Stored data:
— begin —

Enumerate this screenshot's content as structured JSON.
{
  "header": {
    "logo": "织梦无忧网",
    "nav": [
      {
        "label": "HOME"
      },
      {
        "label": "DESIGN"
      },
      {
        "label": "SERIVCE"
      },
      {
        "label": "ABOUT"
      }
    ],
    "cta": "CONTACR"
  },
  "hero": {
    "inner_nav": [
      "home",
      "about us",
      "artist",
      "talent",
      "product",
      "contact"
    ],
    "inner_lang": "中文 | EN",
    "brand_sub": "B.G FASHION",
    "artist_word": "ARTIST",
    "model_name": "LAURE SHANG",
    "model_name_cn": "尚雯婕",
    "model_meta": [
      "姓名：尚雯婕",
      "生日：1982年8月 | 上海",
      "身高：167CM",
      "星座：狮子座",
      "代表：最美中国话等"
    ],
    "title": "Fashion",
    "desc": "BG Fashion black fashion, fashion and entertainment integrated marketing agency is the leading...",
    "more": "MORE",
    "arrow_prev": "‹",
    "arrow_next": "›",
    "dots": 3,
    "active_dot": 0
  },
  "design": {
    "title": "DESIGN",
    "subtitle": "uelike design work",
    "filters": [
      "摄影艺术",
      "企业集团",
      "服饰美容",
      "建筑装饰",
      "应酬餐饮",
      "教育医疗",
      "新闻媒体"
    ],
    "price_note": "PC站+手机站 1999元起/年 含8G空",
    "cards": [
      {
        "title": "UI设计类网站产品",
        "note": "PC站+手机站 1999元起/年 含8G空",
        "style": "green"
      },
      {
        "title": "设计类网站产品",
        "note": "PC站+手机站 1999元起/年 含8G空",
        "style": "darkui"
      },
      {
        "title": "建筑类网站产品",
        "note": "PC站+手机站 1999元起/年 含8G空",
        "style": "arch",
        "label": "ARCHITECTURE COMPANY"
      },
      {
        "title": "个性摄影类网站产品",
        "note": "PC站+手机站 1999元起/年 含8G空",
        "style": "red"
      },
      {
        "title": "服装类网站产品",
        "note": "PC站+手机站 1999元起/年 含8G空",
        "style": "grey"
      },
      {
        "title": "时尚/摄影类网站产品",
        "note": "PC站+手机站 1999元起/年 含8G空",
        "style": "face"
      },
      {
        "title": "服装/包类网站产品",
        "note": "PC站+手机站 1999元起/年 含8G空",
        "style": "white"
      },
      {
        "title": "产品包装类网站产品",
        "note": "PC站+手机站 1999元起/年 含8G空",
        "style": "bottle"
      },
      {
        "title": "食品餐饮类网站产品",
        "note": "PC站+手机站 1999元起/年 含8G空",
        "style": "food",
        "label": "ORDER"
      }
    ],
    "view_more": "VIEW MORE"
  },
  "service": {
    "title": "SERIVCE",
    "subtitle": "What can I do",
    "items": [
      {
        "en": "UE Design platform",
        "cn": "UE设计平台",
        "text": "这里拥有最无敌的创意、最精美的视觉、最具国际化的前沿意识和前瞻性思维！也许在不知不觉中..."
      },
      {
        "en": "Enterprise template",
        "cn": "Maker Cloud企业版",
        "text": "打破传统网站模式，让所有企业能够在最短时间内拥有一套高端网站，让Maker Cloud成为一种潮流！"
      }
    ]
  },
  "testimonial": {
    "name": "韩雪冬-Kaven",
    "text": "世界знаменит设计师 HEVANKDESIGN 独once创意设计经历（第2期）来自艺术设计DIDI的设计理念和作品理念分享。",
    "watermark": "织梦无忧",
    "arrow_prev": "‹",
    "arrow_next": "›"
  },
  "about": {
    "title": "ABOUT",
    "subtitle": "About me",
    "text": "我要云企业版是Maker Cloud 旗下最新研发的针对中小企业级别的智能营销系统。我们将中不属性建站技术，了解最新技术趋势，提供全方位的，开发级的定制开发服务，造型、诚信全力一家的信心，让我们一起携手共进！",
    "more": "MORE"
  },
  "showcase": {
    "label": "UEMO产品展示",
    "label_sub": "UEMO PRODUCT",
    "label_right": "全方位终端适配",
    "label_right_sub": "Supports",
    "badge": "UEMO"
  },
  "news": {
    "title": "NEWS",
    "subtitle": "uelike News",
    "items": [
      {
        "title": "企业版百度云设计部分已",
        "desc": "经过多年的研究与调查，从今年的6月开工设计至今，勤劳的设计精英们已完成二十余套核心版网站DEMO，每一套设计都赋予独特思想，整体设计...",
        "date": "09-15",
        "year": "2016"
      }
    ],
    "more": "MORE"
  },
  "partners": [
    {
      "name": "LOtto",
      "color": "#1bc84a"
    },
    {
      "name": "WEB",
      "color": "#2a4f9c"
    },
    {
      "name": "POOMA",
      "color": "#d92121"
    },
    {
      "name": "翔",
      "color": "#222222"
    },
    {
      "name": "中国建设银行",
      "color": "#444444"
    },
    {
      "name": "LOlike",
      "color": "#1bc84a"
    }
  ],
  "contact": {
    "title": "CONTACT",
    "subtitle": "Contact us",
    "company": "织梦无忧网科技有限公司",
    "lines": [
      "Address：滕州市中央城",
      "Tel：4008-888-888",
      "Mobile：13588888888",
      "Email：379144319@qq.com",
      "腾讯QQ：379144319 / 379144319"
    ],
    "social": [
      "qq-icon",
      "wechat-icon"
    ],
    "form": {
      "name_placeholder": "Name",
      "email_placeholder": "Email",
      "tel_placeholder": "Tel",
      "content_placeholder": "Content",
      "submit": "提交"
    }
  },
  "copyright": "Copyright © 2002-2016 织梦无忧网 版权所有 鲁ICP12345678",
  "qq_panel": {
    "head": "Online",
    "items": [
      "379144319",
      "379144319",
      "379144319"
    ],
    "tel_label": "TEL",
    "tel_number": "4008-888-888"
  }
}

— end —

Type out the entries again, word for word.

Enumerate this screenshot's content as structured JSON.
{
  "header": {
    "logo": "织梦无忧网",
    "nav": [
      {
        "label": "HOME"
      },
      {
        "label": "DESIGN"
      },
      {
        "label": "SERIVCE"
      },
      {
        "label": "ABOUT"
      }
    ],
    "cta": "CONTACR"
  },
  "hero": {
    "inner_nav": [
      "home",
      "about us",
      "artist",
      "talent",
      "product",
      "contact"
    ],
    "inner_lang": "中文 | EN",
    "brand_sub": "B.G FASHION",
    "artist_word": "ARTIST",
    "model_name": "LAURE SHANG",
    "model_name_cn": "尚雯婕",
    "model_meta": [
      "姓名：尚雯婕",
      "生日：1982年8月 | 上海",
      "身高：167CM",
      "星座：狮子座",
      "代表：最美中国话等"
    ],
    "title": "Fashion",
    "desc": "BG Fashion black fashion, fashion and entertainment integrated marketing agency is the leading...",
    "more": "MORE",
    "arrow_prev": "‹",
    "arrow_next": "›",
    "dots": 3,
    "active_dot": 0
  },
  "design": {
    "title": "DESIGN",
    "subtitle": "uelike design work",
    "filters": [
      "摄影艺术",
      "企业集团",
      "服饰美容",
      "建筑装饰",
      "应酬餐饮",
      "教育医疗",
      "新闻媒体"
    ],
    "price_note": "PC站+手机站 1999元起/年 含8G空",
    "cards": [
      {
        "title": "UI设计类网站产品",
        "note": "PC站+手机站 1999元起/年 含8G空",
        "style": "green"
      },
      {
        "title": "设计类网站产品",
        "note": "PC站+手机站 1999元起/年 含8G空",
        "style": "darkui"
      },
      {
        "title": "建筑类网站产品",
        "note": "PC站+手机站 1999元起/年 含8G空",
        "style": "arch",
        "label": "ARCHITECTURE COMPANY"
      },
      {
        "title": "个性摄影类网站产品",
        "note": "PC站+手机站 1999元起/年 含8G空",
        "style": "red"
      },
      {
        "title": "服装类网站产品",
        "note": "PC站+手机站 1999元起/年 含8G空",
        "style": "grey"
      },
      {
        "title": "时尚/摄影类网站产品",
        "note": "PC站+手机站 1999元起/年 含8G空",
        "style": "face"
      },
      {
        "title": "服装/包类网站产品",
        "note": "PC站+手机站 1999元起/年 含8G空",
        "style": "white"
      },
      {
        "title": "产品包装类网站产品",
        "note": "PC站+手机站 1999元起/年 含8G空",
        "style": "bottle"
      },
      {
        "title": "食品餐饮类网站产品",
        "note": "PC站+手机站 1999元起/年 含8G空",
        "style": "food",
        "label": "ORDER"
      }
    ],
    "view_more": "VIEW MORE"
  },
  "service": {
    "title": "SERIVCE",
    "subtitle": "What can I do",
    "items": [
      {
        "en": "UE Design platform",
        "cn": "UE设计平台",
        "text": "这里拥有最无敌的创意、最精美的视觉、最具国际化的前沿意识和前瞻性思维！也许在不知不觉中..."
      },
      {
        "en": "Enterprise template",
        "cn": "Maker Cloud企业版",
        "text": "打破传统网站模式，让所有企业能够在最短时间内拥有一套高端网站，让Maker Cloud成为一种潮流！"
      }
    ]
  },
  "testimonial": {
    "name": "韩雪冬-Kaven",
    "text": "世界знаменит设计师 HEVANKDESIGN 独once创意设计经历（第2期）来自艺术设计DIDI的设计理念和作品理念分享。",
    "watermark": "织梦无忧",
    "arrow_prev": "‹",
    "arrow_next": "›"
  },
  "about": {
    "title": "ABOUT",
    "subtitle": "About me",
    "text": "我要云企业版是Maker Cloud 旗下最新研发的针对中小企业级别的智能营销系统。我们将中不属性建站技术，了解最新技术趋势，提供全方位的，开发级的定制开发服务，造型、诚信全力一家的信心，让我们一起携手共进！",
    "more": "MORE"
  },
  "showcase": {
    "label": "UEMO产品展示",
    "label_sub": "UEMO PRODUCT",
    "label_right": "全方位终端适配",
    "label_right_sub": "Supports",
    "badge": "UEMO"
  },
  "news": {
    "title": "NEWS",
    "subtitle": "uelike News",
    "items": [
      {
        "title": "企业版百度云设计部分已",
        "desc": "经过多年的研究与调查，从今年的6月开工设计至今，勤劳的设计精英们已完成二十余套核心版网站DEMO，每一套设计都赋予独特思想，整体设计...",
        "date": "09-15",
        "year": "2016"
      }
    ],
    "more": "MORE"
  },
  "partners": [
    {
      "name": "LOtto",
      "color": "#1bc84a"
    },
    {
      "name": "WEB",
      "color": "#2a4f9c"
    },
    {
      "name": "POOMA",
      "color": "#d92121"
    },
    {
      "name": "翔",
      "color": "#222222"
    },
    {
      "name": "中国建设银行",
      "color": "#444444"
    },
    {
      "name": "LOlike",
      "color": "#1bc84a"
    }
  ],
  "contact": {
    "title": "CONTACT",
    "subtitle": "Contact us",
    "company": "织梦无忧网科技有限公司",
    "lines": [
      "Address：滕州市中央城",
      "Tel：4008-888-888",
      "Mobile：13588888888",
      "Email：379144319@qq.com",
      "腾讯QQ：379144319 / 379144319"
    ],
    "social": [
      "qq-icon",
      "wechat-icon"
    ],
    "form": {
      "name_placeholder": "Name",
      "email_placeholder": "Email",
      "tel_placeholder": "Tel",
      "content_placeholder": "Content",
      "submit": "提交"
    }
  },
  "copyright": "Copyright © 2002-2016 织梦无忧网 版权所有 鲁ICP12345678",
  "qq_panel": {
    "head": "Online",
    "items": [
      "379144319",
      "379144319",
      "379144319"
    ],
    "tel_label": "TEL",
    "tel_number": "4008-888-888"
  }
}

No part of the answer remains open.